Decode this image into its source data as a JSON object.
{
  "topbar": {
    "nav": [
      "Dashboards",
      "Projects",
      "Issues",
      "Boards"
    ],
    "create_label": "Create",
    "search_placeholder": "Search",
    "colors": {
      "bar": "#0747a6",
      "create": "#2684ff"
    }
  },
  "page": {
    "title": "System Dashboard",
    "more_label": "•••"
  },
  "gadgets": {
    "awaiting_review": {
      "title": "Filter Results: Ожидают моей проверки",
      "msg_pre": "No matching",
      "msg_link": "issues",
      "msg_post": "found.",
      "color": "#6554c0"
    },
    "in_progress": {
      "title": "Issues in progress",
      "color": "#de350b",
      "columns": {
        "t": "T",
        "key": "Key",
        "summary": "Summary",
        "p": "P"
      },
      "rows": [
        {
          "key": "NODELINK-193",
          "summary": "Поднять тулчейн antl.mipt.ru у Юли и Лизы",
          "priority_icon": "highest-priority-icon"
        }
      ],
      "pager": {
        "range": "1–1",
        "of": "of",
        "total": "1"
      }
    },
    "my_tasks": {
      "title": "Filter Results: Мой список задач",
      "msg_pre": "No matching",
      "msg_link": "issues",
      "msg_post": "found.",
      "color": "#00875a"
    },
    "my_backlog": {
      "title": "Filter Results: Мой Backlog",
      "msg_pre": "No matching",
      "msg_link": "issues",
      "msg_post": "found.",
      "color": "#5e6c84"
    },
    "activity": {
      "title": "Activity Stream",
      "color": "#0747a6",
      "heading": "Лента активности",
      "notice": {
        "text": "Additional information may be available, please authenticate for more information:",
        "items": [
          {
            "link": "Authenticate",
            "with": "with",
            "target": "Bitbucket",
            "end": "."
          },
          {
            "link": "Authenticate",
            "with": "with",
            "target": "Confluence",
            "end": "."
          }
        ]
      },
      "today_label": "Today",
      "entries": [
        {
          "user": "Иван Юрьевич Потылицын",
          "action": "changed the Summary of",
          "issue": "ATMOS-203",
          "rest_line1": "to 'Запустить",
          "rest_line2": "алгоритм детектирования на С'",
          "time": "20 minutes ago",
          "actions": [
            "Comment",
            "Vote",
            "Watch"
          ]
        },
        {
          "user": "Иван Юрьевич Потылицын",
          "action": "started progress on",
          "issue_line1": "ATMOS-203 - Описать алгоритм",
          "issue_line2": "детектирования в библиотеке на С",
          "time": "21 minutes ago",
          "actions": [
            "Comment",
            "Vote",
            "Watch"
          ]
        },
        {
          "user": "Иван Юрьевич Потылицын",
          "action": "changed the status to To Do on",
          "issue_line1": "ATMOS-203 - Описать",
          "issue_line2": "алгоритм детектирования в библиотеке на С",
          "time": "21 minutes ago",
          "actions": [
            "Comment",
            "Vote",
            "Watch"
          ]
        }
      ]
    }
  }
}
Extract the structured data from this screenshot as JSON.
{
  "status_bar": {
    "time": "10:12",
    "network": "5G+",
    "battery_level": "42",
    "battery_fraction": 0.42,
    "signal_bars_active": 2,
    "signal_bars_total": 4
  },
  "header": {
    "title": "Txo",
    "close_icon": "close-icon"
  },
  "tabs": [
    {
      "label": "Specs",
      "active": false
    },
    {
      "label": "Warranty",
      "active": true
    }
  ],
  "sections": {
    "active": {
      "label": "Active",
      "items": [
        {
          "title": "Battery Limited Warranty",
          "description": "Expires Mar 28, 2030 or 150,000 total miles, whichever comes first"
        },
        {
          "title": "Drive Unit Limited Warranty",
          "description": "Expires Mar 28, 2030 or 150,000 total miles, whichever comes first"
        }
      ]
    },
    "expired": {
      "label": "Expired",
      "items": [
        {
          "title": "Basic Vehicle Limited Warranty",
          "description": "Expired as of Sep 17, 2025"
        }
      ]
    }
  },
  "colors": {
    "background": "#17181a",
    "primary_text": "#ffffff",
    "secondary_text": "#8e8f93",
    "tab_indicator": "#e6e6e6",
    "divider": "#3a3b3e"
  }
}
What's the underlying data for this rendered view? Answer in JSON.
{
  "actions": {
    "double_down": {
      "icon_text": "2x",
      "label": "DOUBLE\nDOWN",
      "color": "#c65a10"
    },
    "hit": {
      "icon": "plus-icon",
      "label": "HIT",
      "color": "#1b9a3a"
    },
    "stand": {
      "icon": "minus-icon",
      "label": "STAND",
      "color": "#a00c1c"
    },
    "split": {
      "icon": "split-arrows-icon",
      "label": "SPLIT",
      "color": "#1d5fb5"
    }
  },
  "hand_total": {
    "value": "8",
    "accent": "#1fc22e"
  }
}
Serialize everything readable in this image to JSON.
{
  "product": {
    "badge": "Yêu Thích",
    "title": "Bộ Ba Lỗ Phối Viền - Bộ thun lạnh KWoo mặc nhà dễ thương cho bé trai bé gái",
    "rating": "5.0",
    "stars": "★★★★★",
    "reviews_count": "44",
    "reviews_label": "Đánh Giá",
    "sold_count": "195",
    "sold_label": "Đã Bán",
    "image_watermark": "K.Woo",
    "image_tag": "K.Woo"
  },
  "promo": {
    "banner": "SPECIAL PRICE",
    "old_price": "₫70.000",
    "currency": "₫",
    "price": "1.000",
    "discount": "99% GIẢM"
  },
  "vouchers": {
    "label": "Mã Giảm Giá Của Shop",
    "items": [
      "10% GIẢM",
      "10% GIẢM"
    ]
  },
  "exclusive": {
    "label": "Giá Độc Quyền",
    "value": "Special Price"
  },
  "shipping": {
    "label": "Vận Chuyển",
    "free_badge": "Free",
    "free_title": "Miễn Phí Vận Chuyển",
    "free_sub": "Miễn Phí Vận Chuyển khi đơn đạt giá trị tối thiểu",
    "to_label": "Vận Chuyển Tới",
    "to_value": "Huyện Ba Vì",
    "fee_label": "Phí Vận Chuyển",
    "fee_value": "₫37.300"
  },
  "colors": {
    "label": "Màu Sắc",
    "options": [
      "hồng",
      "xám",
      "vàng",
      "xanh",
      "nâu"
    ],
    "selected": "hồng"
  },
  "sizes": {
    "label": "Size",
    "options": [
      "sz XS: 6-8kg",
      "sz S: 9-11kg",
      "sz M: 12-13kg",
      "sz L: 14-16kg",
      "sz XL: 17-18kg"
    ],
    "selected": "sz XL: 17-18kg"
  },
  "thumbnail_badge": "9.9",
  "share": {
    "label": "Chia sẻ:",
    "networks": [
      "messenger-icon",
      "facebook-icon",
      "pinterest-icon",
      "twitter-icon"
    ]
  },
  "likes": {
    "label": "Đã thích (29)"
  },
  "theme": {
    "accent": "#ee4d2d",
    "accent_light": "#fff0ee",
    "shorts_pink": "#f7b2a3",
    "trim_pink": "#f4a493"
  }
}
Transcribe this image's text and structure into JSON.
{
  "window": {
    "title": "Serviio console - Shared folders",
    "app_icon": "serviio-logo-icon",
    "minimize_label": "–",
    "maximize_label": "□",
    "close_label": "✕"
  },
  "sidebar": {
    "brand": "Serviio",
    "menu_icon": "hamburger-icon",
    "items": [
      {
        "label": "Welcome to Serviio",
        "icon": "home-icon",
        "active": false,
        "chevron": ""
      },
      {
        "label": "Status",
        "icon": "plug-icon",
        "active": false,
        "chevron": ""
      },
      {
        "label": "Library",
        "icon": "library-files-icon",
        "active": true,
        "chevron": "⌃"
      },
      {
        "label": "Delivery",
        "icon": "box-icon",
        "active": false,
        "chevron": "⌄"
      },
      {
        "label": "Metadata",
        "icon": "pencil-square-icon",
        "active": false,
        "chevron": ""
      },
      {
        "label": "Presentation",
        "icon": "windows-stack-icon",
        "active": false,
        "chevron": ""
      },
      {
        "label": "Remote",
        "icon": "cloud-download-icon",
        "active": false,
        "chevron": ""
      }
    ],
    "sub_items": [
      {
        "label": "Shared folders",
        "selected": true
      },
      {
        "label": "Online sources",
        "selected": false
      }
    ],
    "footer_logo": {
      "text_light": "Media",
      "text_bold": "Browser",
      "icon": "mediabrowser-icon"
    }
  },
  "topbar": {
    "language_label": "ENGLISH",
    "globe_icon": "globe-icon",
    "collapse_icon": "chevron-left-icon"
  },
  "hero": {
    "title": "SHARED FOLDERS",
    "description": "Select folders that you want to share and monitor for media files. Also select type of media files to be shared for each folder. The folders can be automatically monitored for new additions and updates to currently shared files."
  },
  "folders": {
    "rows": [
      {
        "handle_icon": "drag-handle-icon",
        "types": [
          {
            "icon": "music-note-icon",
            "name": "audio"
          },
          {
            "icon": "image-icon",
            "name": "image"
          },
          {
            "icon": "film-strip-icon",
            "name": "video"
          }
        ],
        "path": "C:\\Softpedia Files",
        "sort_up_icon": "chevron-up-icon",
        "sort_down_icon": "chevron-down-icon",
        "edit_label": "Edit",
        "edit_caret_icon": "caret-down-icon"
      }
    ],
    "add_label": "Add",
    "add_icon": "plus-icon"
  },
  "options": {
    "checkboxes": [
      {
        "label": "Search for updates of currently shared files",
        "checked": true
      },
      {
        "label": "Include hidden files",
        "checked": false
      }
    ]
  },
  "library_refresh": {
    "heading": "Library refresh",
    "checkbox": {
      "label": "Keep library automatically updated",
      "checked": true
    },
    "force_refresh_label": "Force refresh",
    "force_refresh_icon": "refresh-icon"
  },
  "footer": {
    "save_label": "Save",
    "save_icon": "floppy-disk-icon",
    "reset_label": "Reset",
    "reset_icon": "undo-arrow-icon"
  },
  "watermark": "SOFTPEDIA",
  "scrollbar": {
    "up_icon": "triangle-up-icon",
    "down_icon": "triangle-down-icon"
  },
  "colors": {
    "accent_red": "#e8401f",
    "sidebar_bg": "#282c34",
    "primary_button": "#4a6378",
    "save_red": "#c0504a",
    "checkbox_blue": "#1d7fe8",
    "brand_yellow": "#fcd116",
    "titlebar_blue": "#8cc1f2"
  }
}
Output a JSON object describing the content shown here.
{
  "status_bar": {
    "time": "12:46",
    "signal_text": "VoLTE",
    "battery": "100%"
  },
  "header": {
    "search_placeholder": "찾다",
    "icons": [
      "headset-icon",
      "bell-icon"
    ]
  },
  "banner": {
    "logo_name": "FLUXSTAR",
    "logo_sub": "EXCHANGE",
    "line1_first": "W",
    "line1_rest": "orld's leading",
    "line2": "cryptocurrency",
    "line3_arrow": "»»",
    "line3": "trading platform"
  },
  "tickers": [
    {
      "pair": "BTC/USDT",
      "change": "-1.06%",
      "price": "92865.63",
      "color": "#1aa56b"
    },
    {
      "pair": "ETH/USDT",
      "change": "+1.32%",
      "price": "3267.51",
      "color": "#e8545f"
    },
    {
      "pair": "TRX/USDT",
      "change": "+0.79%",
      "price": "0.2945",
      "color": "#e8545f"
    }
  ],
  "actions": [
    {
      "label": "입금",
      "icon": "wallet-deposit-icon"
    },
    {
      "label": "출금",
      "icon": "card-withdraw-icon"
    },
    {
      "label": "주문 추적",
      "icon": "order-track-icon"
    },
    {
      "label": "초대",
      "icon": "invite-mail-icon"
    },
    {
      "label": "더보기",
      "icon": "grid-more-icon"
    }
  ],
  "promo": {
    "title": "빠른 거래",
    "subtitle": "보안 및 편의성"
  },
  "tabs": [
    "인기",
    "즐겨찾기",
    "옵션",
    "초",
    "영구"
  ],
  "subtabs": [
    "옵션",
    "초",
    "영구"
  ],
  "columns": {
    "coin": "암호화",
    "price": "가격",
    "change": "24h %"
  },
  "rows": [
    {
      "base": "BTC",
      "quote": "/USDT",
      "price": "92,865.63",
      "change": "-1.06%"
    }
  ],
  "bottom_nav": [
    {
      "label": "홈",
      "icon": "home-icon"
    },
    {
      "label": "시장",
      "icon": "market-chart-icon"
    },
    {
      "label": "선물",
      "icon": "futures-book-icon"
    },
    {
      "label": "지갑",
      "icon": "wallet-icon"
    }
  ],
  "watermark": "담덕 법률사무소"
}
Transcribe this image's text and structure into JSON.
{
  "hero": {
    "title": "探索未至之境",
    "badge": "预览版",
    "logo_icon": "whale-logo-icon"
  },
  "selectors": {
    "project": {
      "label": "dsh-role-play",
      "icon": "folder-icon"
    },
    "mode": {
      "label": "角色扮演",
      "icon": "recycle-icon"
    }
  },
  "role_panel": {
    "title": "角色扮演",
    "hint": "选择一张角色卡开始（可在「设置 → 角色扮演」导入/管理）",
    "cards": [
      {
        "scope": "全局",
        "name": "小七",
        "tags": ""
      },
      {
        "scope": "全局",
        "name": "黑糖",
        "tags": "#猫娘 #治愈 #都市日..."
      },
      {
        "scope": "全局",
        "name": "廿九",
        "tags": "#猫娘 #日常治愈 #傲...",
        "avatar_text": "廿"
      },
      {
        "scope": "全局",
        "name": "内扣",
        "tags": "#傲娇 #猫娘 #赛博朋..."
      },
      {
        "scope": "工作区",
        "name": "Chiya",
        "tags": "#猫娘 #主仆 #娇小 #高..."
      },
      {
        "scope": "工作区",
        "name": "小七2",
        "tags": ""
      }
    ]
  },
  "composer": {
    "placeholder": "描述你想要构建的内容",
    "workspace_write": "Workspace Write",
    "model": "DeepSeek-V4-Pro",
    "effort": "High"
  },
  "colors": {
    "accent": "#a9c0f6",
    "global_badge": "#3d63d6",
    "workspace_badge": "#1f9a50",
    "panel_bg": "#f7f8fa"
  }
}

========

▶ [SHORT PROBLEM]: Look over the listing above. Pick out and copy every line that includes "selected".

▶ [SOLVED PROBLEM]:
    "selected": "hồng"
    "selected": "sz XL: 17-18kg"
        "selected": true
        "selected": false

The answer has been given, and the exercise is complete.